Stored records
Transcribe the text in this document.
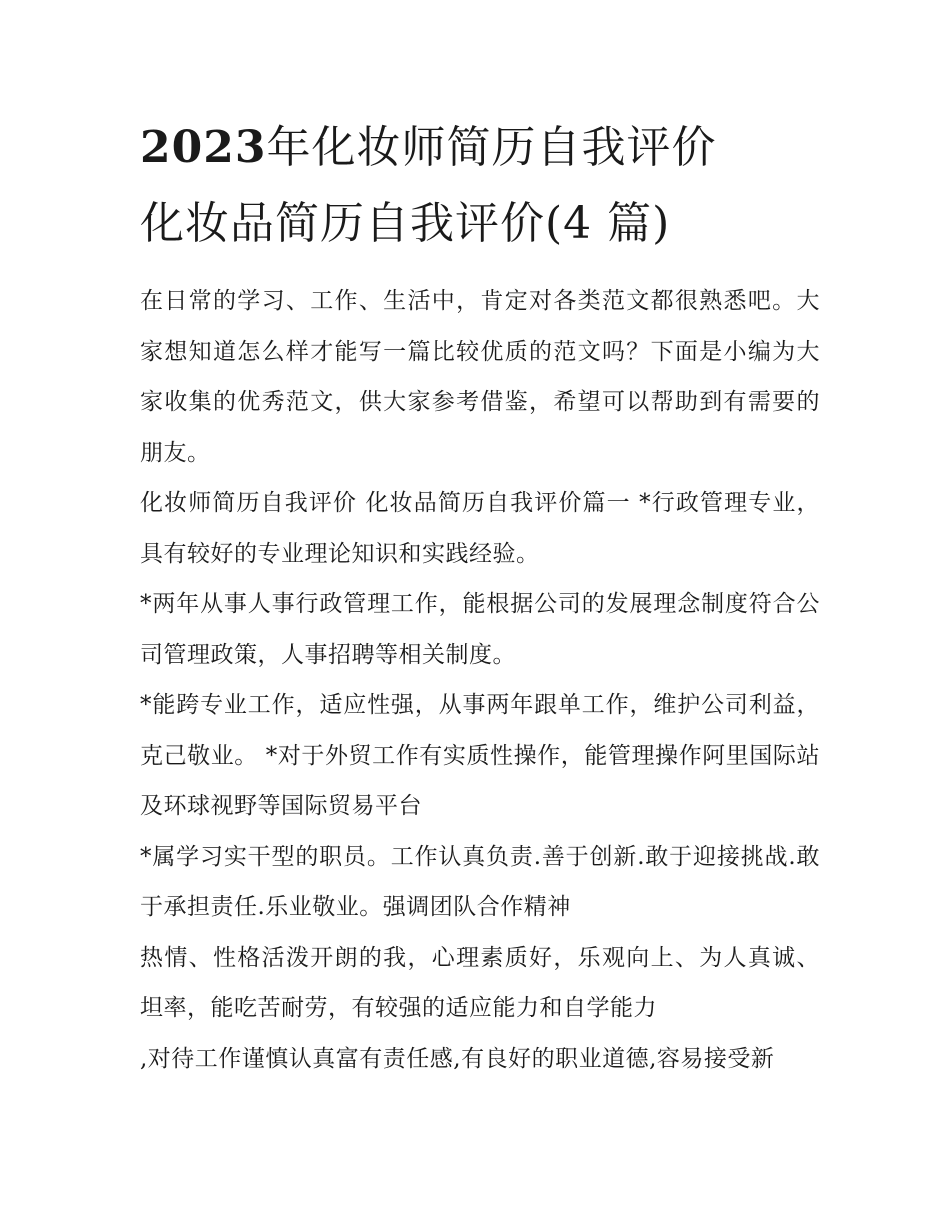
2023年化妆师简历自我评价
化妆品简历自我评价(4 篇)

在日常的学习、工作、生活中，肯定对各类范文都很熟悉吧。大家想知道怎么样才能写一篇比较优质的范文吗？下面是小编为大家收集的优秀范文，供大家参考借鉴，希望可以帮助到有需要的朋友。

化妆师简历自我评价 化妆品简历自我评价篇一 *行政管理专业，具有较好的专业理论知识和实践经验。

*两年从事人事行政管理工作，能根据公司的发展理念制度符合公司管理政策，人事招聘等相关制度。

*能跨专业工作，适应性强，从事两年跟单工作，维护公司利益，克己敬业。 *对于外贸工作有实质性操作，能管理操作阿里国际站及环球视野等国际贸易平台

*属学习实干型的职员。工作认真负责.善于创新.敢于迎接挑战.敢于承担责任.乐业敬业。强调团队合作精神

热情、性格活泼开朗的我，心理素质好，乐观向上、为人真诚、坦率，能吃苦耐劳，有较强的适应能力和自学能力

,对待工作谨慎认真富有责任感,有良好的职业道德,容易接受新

_Set task_: Each line above is to be copied verbatim. Drop any image from the copy.

_The solution_:
Transcribe the text in this document.
2023年化妆师简历自我评价
化妆品简历自我评价(4 篇)

在日常的学习、工作、生活中，肯定对各类范文都很熟悉吧。大家想知道怎么样才能写一篇比较优质的范文吗？下面是小编为大家收集的优秀范文，供大家参考借鉴，希望可以帮助到有需要的朋友。

化妆师简历自我评价 化妆品简历自我评价篇一 *行政管理专业，具有较好的专业理论知识和实践经验。

*两年从事人事行政管理工作，能根据公司的发展理念制度符合公司管理政策，人事招聘等相关制度。

*能跨专业工作，适应性强，从事两年跟单工作，维护公司利益，克己敬业。 *对于外贸工作有实质性操作，能管理操作阿里国际站及环球视野等国际贸易平台

*属学习实干型的职员。工作认真负责.善于创新.敢于迎接挑战.敢于承担责任.乐业敬业。强调团队合作精神

热情、性格活泼开朗的我，心理素质好，乐观向上、为人真诚、坦率，能吃苦耐劳，有较强的适应能力和自学能力

,对待工作谨慎认真富有责任感,有良好的职业道德,容易接受新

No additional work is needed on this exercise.